> [GIVEN REQUEST]: Exact reproduction is required for all entries.

# Start of DATA EXCERPTS

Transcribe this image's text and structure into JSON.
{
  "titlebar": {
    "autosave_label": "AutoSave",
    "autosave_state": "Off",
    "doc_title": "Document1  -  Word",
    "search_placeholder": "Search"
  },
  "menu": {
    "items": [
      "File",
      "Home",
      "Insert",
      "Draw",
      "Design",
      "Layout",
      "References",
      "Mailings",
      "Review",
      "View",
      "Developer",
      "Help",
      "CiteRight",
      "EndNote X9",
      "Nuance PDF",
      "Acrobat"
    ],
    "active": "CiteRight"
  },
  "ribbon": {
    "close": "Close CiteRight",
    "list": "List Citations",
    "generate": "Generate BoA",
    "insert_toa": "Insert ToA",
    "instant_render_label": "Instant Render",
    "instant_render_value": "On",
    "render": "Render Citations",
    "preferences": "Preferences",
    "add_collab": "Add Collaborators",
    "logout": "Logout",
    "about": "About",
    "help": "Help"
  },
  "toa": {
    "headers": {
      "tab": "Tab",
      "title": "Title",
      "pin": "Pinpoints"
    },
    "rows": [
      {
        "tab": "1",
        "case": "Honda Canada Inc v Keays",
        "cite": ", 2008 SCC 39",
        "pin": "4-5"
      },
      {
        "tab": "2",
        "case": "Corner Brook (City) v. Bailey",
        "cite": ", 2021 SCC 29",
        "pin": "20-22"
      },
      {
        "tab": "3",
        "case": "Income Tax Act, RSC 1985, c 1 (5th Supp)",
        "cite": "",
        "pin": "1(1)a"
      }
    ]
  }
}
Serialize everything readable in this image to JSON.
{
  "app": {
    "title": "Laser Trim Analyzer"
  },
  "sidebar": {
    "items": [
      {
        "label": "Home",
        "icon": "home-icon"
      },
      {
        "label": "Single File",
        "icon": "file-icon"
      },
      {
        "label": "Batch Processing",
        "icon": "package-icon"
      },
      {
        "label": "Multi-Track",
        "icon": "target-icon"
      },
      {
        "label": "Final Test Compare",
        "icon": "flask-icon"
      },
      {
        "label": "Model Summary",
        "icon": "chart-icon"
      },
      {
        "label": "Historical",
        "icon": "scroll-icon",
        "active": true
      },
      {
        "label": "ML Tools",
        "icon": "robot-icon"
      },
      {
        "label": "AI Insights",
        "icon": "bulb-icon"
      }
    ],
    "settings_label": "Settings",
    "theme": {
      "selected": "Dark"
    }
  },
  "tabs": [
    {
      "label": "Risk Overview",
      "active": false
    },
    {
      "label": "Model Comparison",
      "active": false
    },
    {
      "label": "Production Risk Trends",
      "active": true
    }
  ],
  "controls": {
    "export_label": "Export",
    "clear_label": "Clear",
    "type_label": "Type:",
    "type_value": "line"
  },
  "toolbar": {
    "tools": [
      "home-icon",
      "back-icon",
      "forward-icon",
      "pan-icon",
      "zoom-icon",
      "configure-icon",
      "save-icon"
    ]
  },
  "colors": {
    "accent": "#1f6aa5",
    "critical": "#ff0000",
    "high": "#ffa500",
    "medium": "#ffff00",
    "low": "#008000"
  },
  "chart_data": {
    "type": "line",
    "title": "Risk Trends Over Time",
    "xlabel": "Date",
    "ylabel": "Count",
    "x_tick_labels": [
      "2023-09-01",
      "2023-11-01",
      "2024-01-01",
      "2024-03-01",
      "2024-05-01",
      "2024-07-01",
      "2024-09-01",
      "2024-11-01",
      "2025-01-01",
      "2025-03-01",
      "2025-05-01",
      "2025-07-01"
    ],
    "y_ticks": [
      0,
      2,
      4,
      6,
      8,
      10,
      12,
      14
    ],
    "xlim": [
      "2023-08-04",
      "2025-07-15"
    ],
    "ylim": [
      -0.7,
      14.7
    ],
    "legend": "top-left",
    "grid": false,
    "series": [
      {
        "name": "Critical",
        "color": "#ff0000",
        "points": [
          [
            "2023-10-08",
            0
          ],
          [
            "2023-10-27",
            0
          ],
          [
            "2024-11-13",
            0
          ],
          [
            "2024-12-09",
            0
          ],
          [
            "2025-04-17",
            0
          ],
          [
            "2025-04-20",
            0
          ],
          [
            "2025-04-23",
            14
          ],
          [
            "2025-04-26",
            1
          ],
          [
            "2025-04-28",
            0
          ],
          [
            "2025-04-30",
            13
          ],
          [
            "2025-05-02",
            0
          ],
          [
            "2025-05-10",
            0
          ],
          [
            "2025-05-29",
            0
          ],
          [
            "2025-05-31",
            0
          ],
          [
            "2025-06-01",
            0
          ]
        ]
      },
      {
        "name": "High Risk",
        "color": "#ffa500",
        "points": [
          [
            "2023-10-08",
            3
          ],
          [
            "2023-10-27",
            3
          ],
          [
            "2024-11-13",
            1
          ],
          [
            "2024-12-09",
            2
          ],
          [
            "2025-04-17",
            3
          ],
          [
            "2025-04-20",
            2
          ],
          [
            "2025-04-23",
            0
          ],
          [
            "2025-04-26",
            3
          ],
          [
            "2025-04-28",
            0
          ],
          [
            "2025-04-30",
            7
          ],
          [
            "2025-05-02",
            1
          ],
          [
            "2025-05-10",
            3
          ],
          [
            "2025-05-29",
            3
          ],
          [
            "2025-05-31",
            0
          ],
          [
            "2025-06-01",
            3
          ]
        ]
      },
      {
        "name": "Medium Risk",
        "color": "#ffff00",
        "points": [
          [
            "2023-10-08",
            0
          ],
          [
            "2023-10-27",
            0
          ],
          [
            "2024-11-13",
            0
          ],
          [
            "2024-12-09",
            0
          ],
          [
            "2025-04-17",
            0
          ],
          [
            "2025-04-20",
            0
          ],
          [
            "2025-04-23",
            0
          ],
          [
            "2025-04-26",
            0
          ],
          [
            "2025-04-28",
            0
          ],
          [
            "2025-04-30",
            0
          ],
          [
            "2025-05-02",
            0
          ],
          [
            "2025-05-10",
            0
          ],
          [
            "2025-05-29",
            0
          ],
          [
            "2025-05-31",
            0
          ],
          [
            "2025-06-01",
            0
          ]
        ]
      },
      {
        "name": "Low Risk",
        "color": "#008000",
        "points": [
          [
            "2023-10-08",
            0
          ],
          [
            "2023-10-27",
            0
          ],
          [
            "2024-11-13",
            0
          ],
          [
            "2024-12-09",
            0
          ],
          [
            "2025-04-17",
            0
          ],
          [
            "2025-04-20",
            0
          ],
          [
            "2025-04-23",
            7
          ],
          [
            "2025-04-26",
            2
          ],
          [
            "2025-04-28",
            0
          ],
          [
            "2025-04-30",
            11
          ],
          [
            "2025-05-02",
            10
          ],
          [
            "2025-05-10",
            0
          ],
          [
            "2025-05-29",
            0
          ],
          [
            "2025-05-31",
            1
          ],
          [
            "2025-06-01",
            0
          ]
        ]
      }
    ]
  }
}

# End of DATA EXCERPTS

> [ANSWER TO THE TASK]:
Transcribe this image's text and structure into JSON.
{
  "titlebar": {
    "autosave_label": "AutoSave",
    "autosave_state": "Off",
    "doc_title": "Document1  -  Word",
    "search_placeholder": "Search"
  },
  "menu": {
    "items": [
      "File",
      "Home",
      "Insert",
      "Draw",
      "Design",
      "Layout",
      "References",
      "Mailings",
      "Review",
      "View",
      "Developer",
      "Help",
      "CiteRight",
      "EndNote X9",
      "Nuance PDF",
      "Acrobat"
    ],
    "active": "CiteRight"
  },
  "ribbon": {
    "close": "Close CiteRight",
    "list": "List Citations",
    "generate": "Generate BoA",
    "insert_toa": "Insert ToA",
    "instant_render_label": "Instant Render",
    "instant_render_value": "On",
    "render": "Render Citations",
    "preferences": "Preferences",
    "add_collab": "Add Collaborators",
    "logout": "Logout",
    "about": "About",
    "help": "Help"
  },
  "toa": {
    "headers": {
      "tab": "Tab",
      "title": "Title",
      "pin": "Pinpoints"
    },
    "rows": [
      {
        "tab": "1",
        "case": "Honda Canada Inc v Keays",
        "cite": ", 2008 SCC 39",
        "pin": "4-5"
      },
      {
        "tab": "2",
        "case": "Corner Brook (City) v. Bailey",
        "cite": ", 2021 SCC 29",
        "pin": "20-22"
      },
      {
        "tab": "3",
        "case": "Income Tax Act, RSC 1985, c 1 (5th Supp)",
        "cite": "",
        "pin": "1(1)a"
      }
    ]
  }
}
Serialize everything readable in this image to JSON.
{
  "app": {
    "title": "Laser Trim Analyzer"
  },
  "sidebar": {
    "items": [
      {
        "label": "Home",
        "icon": "home-icon"
      },
      {
        "label": "Single File",
        "icon": "file-icon"
      },
      {
        "label": "Batch Processing",
        "icon": "package-icon"
      },
      {
        "label": "Multi-Track",
        "icon": "target-icon"
      },
      {
        "label": "Final Test Compare",
        "icon": "flask-icon"
      },
      {
        "label": "Model Summary",
        "icon": "chart-icon"
      },
      {
        "label": "Historical",
        "icon": "scroll-icon",
        "active": true
      },
      {
        "label": "ML Tools",
        "icon": "robot-icon"
      },
      {
        "label": "AI Insights",
        "icon": "bulb-icon"
      }
    ],
    "settings_label": "Settings",
    "theme": {
      "selected": "Dark"
    }
  },
  "tabs": [
    {
      "label": "Risk Overview",
      "active": false
    },
    {
      "label": "Model Comparison",
      "active": false
    },
    {
      "label": "Production Risk Trends",
      "active": true
    }
  ],
  "controls": {
    "export_label": "Export",
    "clear_label": "Clear",
    "type_label": "Type:",
    "type_value": "line"
  },
  "toolbar": {
    "tools": [
      "home-icon",
      "back-icon",
      "forward-icon",
      "pan-icon",
      "zoom-icon",
      "configure-icon",
      "save-icon"
    ]
  },
  "colors": {
    "accent": "#1f6aa5",
    "critical": "#ff0000",
    "high": "#ffa500",
    "medium": "#ffff00",
    "low": "#008000"
  },
  "chart_data": {
    "type": "line",
    "title": "Risk Trends Over Time",
    "xlabel": "Date",
    "ylabel": "Count",
    "x_tick_labels": [
      "2023-09-01",
      "2023-11-01",
      "2024-01-01",
      "2024-03-01",
      "2024-05-01",
      "2024-07-01",
      "2024-09-01",
      "2024-11-01",
      "2025-01-01",
      "2025-03-01",
      "2025-05-01",
      "2025-07-01"
    ],
    "y_ticks": [
      0,
      2,
      4,
      6,
      8,
      10,
      12,
      14
    ],
    "xlim": [
      "2023-08-04",
      "2025-07-15"
    ],
    "ylim": [
      -0.7,
      14.7
    ],
    "legend": "top-left",
    "grid": false,
    "series": [
      {
        "name": "Critical",
        "color": "#ff0000",
        "points": [
          [
            "2023-10-08",
            0
          ],
          [
            "2023-10-27",
            0
          ],
          [
            "2024-11-13",
            0
          ],
          [
            "2024-12-09",
            0
          ],
          [
            "2025-04-17",
            0
          ],
          [
            "2025-04-20",
            0
          ],
          [
            "2025-04-23",
            14
          ],
          [
            "2025-04-26",
            1
          ],
          [
            "2025-04-28",
            0
          ],
          [
            "2025-04-30",
            13
          ],
          [
            "2025-05-02",
            0
          ],
          [
            "2025-05-10",
            0
          ],
          [
            "2025-05-29",
            0
          ],
          [
            "2025-05-31",
            0
          ],
          [
            "2025-06-01",
            0
          ]
        ]
      },
      {
        "name": "High Risk",
        "color": "#ffa500",
        "points": [
          [
            "2023-10-08",
            3
          ],
          [
            "2023-10-27",
            3
          ],
          [
            "2024-11-13",
            1
          ],
          [
            "2024-12-09",
            2
          ],
          [
            "2025-04-17",
            3
          ],
          [
            "2025-04-20",
            2
          ],
          [
            "2025-04-23",
            0
          ],
          [
            "2025-04-26",
            3
          ],
          [
            "2025-04-28",
            0
          ],
          [
            "2025-04-30",
            7
          ],
          [
            "2025-05-02",
            1
          ],
          [
            "2025-05-10",
            3
          ],
          [
            "2025-05-29",
            3
          ],
          [
            "2025-05-31",
            0
          ],
          [
            "2025-06-01",
            3
          ]
        ]
      },
      {
        "name": "Medium Risk",
        "color": "#ffff00",
        "points": [
          [
            "2023-10-08",
            0
          ],
          [
            "2023-10-27",
            0
          ],
          [
            "2024-11-13",
            0
          ],
          [
            "2024-12-09",
            0
          ],
          [
            "2025-04-17",
            0
          ],
          [
            "2025-04-20",
            0
          ],
          [
            "2025-04-23",
            0
          ],
          [
            "2025-04-26",
            0
          ],
          [
            "2025-04-28",
            0
          ],
          [
            "2025-04-30",
            0
          ],
          [
            "2025-05-02",
            0
          ],
          [
            "2025-05-10",
            0
          ],
          [
            "2025-05-29",
            0
          ],
          [
            "2025-05-31",
            0
          ],
          [
            "2025-06-01",
            0
          ]
        ]
      },
      {
        "name": "Low Risk",
        "color": "#008000",
        "points": [
          [
            "2023-10-08",
            0
          ],
          [
            "2023-10-27",
            0
          ],
          [
            "2024-11-13",
            0
          ],
          [
            "2024-12-09",
            0
          ],
          [
            "2025-04-17",
            0
          ],
          [
            "2025-04-20",
            0
          ],
          [
            "2025-04-23",
            7
          ],
          [
            "2025-04-26",
            2
          ],
          [
            "2025-04-28",
            0
          ],
          [
            "2025-04-30",
            11
          ],
          [
            "2025-05-02",
            10
          ],
          [
            "2025-05-10",
            0
          ],
          [
            "2025-05-29",
            0
          ],
          [
            "2025-05-31",
            1
          ],
          [
            "2025-06-01",
            0
          ]
        ]
      }
    ]
  }
}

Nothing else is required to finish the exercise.